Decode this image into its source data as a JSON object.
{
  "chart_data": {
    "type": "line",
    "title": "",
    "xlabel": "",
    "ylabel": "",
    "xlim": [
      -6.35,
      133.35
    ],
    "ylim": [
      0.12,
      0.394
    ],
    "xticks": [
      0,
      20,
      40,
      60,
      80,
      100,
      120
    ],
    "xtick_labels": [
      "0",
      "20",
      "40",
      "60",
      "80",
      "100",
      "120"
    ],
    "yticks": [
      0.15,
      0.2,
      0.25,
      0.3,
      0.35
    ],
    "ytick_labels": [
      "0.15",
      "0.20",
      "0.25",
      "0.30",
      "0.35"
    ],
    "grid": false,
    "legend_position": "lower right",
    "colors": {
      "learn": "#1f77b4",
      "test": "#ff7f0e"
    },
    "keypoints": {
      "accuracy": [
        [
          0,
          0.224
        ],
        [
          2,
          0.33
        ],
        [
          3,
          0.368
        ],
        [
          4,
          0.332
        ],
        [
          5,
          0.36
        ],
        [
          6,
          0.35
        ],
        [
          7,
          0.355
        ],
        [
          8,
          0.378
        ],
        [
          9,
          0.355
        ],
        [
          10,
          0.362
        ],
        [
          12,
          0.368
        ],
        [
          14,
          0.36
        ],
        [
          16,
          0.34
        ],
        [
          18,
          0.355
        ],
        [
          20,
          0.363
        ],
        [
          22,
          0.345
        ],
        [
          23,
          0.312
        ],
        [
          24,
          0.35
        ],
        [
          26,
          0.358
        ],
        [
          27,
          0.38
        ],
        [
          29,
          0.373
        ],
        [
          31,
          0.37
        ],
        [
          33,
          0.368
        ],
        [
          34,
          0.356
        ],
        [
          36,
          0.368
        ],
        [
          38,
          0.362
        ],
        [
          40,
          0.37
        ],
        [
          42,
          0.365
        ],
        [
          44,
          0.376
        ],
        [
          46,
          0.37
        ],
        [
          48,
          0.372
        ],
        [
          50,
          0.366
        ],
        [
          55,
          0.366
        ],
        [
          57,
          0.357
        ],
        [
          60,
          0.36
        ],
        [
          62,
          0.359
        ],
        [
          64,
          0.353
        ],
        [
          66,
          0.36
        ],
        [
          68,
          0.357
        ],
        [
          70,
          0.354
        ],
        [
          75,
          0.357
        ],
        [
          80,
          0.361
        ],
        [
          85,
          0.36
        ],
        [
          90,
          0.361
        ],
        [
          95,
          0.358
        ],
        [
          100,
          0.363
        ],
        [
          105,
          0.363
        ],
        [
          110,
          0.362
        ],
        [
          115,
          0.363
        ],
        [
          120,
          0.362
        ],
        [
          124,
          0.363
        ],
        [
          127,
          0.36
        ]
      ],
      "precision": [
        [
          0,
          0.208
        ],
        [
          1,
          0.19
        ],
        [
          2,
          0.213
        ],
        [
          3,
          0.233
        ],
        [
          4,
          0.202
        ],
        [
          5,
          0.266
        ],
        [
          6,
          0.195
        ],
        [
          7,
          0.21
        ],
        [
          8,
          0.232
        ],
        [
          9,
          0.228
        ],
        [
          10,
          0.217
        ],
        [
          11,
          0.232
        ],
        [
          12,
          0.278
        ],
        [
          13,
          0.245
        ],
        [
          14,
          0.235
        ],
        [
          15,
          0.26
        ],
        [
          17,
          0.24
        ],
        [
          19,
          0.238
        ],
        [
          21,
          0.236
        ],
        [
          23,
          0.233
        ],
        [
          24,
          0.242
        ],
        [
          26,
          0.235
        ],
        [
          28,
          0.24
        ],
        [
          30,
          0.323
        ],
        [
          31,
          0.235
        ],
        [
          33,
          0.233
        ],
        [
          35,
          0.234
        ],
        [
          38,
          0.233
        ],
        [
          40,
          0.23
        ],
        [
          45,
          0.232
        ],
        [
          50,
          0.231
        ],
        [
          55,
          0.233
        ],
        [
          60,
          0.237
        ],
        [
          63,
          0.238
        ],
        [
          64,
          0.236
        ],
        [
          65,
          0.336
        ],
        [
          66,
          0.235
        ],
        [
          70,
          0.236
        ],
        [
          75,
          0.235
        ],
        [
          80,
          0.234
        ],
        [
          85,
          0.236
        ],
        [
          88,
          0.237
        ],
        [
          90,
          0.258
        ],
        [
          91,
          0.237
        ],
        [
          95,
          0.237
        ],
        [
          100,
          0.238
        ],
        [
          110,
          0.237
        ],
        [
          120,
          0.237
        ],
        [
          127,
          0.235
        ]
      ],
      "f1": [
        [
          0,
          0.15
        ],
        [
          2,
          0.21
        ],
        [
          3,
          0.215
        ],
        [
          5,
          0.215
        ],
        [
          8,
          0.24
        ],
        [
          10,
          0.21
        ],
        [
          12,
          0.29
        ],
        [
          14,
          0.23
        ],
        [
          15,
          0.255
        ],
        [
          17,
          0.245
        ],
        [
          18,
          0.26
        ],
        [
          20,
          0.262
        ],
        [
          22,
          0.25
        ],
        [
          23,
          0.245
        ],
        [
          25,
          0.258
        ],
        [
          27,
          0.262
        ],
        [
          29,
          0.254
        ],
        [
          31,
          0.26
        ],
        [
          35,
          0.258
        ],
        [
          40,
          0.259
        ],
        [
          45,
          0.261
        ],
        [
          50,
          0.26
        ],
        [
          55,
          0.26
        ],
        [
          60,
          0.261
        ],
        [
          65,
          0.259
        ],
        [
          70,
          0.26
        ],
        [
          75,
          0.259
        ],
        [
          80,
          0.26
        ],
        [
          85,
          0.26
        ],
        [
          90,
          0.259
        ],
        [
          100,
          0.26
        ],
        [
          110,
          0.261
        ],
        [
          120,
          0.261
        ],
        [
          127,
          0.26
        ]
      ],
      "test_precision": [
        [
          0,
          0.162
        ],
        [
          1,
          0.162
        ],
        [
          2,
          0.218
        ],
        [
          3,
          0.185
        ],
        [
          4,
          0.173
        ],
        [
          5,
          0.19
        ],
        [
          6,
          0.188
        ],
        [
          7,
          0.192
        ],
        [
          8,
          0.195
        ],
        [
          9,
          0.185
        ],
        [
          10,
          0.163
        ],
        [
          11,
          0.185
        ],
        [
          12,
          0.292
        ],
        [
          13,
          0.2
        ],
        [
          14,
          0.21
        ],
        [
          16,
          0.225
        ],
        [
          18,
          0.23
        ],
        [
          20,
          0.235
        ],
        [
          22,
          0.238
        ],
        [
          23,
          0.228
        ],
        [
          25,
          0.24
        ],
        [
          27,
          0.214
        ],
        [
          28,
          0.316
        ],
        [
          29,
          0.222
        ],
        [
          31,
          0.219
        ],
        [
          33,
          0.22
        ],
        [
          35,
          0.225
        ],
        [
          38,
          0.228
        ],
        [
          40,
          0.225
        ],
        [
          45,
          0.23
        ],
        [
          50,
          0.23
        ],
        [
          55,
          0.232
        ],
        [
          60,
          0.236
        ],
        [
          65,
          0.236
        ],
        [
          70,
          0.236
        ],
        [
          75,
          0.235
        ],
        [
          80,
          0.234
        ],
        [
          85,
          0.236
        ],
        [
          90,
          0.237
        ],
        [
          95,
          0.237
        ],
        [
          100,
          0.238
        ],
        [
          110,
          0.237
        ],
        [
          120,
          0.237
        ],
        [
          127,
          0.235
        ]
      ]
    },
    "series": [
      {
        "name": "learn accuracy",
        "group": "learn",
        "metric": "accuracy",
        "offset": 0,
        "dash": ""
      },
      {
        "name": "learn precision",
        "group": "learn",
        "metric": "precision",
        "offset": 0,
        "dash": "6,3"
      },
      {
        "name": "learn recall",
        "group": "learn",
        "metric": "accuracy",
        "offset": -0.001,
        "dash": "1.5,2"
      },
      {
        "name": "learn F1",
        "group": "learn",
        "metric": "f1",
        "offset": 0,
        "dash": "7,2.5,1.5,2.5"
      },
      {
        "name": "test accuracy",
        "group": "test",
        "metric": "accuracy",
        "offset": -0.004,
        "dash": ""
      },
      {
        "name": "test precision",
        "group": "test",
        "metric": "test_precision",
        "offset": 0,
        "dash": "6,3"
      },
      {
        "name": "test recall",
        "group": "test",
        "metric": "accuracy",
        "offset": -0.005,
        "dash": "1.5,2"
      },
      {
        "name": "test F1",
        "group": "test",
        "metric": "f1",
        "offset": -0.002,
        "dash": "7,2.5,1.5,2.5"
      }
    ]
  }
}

==

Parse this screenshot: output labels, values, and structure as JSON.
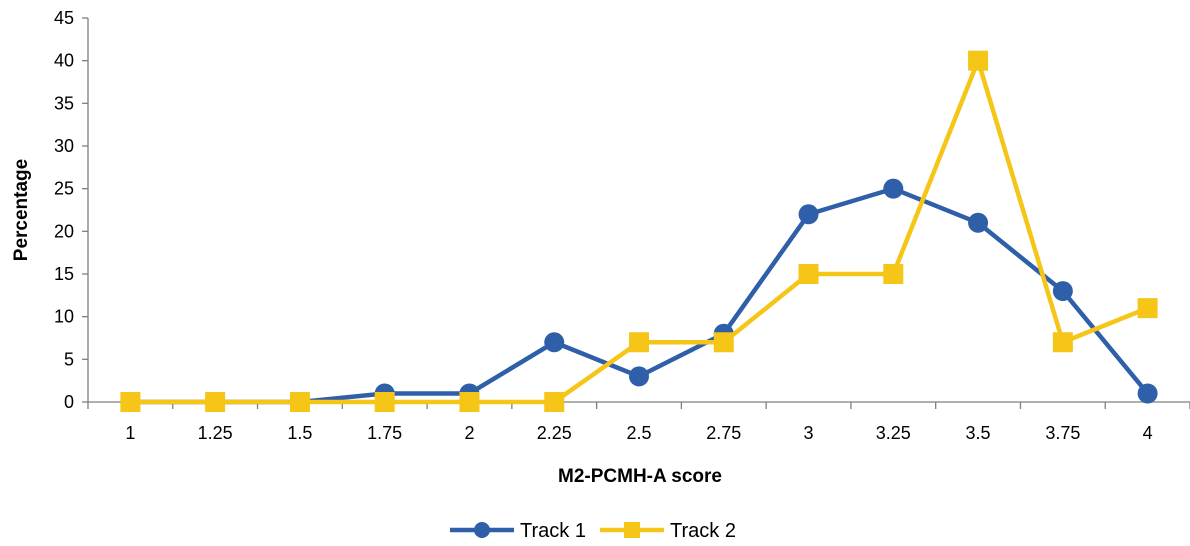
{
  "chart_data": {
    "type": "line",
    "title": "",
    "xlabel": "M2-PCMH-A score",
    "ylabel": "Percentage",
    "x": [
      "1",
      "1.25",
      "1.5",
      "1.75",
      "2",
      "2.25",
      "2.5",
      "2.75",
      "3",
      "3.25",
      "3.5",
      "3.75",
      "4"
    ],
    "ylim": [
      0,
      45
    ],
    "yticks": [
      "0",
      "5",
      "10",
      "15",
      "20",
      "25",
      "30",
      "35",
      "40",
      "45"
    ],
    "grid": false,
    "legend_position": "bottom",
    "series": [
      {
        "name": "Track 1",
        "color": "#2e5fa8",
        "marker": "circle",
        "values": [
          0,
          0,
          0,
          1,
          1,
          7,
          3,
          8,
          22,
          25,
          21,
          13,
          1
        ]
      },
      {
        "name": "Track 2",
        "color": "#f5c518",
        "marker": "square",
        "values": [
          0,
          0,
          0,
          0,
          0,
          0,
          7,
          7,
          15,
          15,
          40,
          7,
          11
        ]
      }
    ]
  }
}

==

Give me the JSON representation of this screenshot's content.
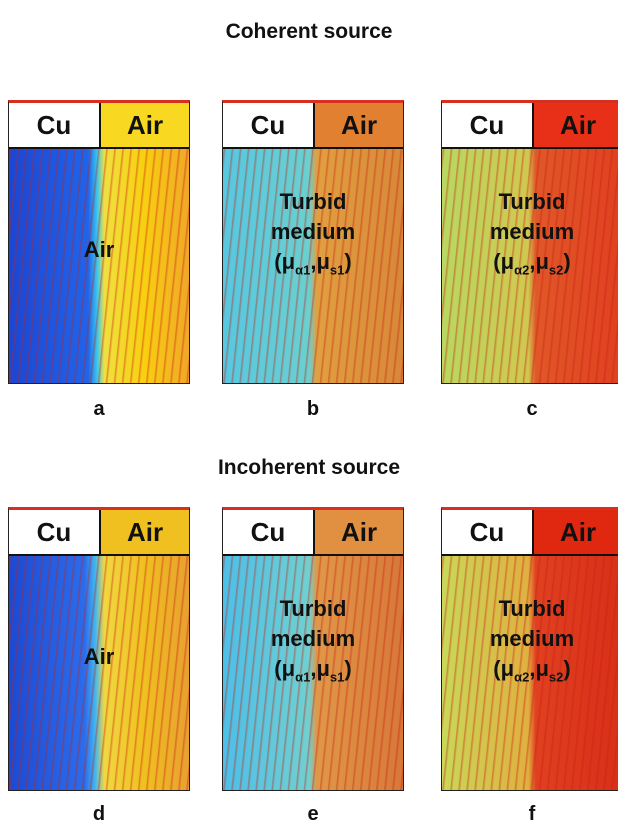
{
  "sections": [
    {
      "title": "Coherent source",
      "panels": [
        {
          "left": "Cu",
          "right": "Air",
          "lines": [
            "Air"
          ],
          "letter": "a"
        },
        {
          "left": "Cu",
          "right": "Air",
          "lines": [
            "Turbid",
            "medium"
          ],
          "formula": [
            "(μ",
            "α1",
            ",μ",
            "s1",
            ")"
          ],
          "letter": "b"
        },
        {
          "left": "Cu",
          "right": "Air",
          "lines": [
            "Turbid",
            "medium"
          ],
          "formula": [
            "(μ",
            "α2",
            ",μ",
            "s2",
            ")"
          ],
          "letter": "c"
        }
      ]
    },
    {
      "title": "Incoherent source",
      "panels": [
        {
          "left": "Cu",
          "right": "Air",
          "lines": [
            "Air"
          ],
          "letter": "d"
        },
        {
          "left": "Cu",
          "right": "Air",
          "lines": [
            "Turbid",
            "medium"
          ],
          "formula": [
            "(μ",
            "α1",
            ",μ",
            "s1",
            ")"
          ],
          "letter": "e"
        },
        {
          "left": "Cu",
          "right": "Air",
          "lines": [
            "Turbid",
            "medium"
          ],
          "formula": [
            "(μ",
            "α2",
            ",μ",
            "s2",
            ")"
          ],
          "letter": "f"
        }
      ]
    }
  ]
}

__Exercise instructions__
Exactly how many lines in the data above contain the word "this"? Respond with the number and nothing more.

__Answer to the problem__
3